** START **

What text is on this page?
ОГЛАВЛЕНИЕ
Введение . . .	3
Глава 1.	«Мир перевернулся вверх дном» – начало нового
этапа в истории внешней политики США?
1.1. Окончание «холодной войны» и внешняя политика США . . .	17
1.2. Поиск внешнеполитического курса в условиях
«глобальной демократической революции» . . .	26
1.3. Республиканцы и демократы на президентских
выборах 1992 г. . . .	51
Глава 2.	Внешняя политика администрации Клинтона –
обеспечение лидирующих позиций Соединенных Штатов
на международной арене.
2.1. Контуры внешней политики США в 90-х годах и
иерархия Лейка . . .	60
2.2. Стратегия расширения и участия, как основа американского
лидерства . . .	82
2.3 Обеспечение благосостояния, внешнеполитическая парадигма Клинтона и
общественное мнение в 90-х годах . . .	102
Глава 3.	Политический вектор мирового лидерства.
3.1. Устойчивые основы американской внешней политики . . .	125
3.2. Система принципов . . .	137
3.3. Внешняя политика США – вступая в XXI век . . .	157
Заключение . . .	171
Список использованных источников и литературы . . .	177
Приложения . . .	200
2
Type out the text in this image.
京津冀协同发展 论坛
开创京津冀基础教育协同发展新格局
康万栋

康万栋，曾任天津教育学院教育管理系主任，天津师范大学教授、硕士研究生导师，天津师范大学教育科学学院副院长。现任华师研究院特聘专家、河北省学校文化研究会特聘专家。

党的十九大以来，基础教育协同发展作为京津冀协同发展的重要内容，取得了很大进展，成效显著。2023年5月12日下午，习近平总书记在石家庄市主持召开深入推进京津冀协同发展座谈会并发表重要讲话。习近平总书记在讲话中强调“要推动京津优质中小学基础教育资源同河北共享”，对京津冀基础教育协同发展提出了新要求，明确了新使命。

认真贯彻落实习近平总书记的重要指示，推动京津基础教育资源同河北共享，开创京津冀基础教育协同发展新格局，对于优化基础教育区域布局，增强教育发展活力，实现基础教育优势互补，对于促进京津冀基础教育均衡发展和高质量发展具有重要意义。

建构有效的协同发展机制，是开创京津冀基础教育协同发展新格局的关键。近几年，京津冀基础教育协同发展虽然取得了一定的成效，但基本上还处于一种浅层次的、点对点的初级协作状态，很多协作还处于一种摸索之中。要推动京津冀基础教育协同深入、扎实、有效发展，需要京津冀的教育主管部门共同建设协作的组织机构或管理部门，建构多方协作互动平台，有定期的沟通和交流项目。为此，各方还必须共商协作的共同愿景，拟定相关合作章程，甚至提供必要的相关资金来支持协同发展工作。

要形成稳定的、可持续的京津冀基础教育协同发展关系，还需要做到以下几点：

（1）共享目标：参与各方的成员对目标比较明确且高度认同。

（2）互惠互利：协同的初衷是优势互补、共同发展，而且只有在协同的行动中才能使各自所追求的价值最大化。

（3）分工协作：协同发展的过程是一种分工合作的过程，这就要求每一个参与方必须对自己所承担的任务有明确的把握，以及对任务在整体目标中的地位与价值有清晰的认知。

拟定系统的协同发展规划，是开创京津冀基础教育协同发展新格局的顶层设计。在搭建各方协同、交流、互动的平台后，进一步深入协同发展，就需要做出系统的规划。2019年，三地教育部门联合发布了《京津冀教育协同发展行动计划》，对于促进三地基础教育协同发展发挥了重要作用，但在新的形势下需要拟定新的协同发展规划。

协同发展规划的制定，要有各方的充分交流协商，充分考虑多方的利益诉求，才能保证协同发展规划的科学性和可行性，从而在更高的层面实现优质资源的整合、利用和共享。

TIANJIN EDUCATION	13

** END **

> **INSTRUCTIONS TO FOLLOW**: Write the material out exactly, with nothing left out.

> **WRITTEN SOLUTION**:
What text is on this page?
ОГЛАВЛЕНИЕ
Введение . . .	3
Глава 1.	«Мир перевернулся вверх дном» – начало нового
этапа в истории внешней политики США?
1.1. Окончание «холодной войны» и внешняя политика США . . .	17
1.2. Поиск внешнеполитического курса в условиях
«глобальной демократической революции» . . .	26
1.3. Республиканцы и демократы на президентских
выборах 1992 г. . . .	51
Глава 2.	Внешняя политика администрации Клинтона –
обеспечение лидирующих позиций Соединенных Штатов
на международной арене.
2.1. Контуры внешней политики США в 90-х годах и
иерархия Лейка . . .	60
2.2. Стратегия расширения и участия, как основа американского
лидерства . . .	82
2.3 Обеспечение благосостояния, внешнеполитическая парадигма Клинтона и
общественное мнение в 90-х годах . . .	102
Глава 3.	Политический вектор мирового лидерства.
3.1. Устойчивые основы американской внешней политики . . .	125
3.2. Система принципов . . .	137
3.3. Внешняя политика США – вступая в XXI век . . .	157
Заключение . . .	171
Список использованных источников и литературы . . .	177
Приложения . . .	200
2
Type out the text in this image.
京津冀协同发展 论坛
开创京津冀基础教育协同发展新格局
康万栋

康万栋，曾任天津教育学院教育管理系主任，天津师范大学教授、硕士研究生导师，天津师范大学教育科学学院副院长。现任华师研究院特聘专家、河北省学校文化研究会特聘专家。

党的十九大以来，基础教育协同发展作为京津冀协同发展的重要内容，取得了很大进展，成效显著。2023年5月12日下午，习近平总书记在石家庄市主持召开深入推进京津冀协同发展座谈会并发表重要讲话。习近平总书记在讲话中强调“要推动京津优质中小学基础教育资源同河北共享”，对京津冀基础教育协同发展提出了新要求，明确了新使命。

认真贯彻落实习近平总书记的重要指示，推动京津基础教育资源同河北共享，开创京津冀基础教育协同发展新格局，对于优化基础教育区域布局，增强教育发展活力，实现基础教育优势互补，对于促进京津冀基础教育均衡发展和高质量发展具有重要意义。

建构有效的协同发展机制，是开创京津冀基础教育协同发展新格局的关键。近几年，京津冀基础教育协同发展虽然取得了一定的成效，但基本上还处于一种浅层次的、点对点的初级协作状态，很多协作还处于一种摸索之中。要推动京津冀基础教育协同深入、扎实、有效发展，需要京津冀的教育主管部门共同建设协作的组织机构或管理部门，建构多方协作互动平台，有定期的沟通和交流项目。为此，各方还必须共商协作的共同愿景，拟定相关合作章程，甚至提供必要的相关资金来支持协同发展工作。

要形成稳定的、可持续的京津冀基础教育协同发展关系，还需要做到以下几点：

（1）共享目标：参与各方的成员对目标比较明确且高度认同。

（2）互惠互利：协同的初衷是优势互补、共同发展，而且只有在协同的行动中才能使各自所追求的价值最大化。

（3）分工协作：协同发展的过程是一种分工合作的过程，这就要求每一个参与方必须对自己所承担的任务有明确的把握，以及对任务在整体目标中的地位与价值有清晰的认知。

拟定系统的协同发展规划，是开创京津冀基础教育协同发展新格局的顶层设计。在搭建各方协同、交流、互动的平台后，进一步深入协同发展，就需要做出系统的规划。2019年，三地教育部门联合发布了《京津冀教育协同发展行动计划》，对于促进三地基础教育协同发展发挥了重要作用，但在新的形势下需要拟定新的协同发展规划。

协同发展规划的制定，要有各方的充分交流协商，充分考虑多方的利益诉求，才能保证协同发展规划的科学性和可行性，从而在更高的层面实现优质资源的整合、利用和共享。

TIANJIN EDUCATION	13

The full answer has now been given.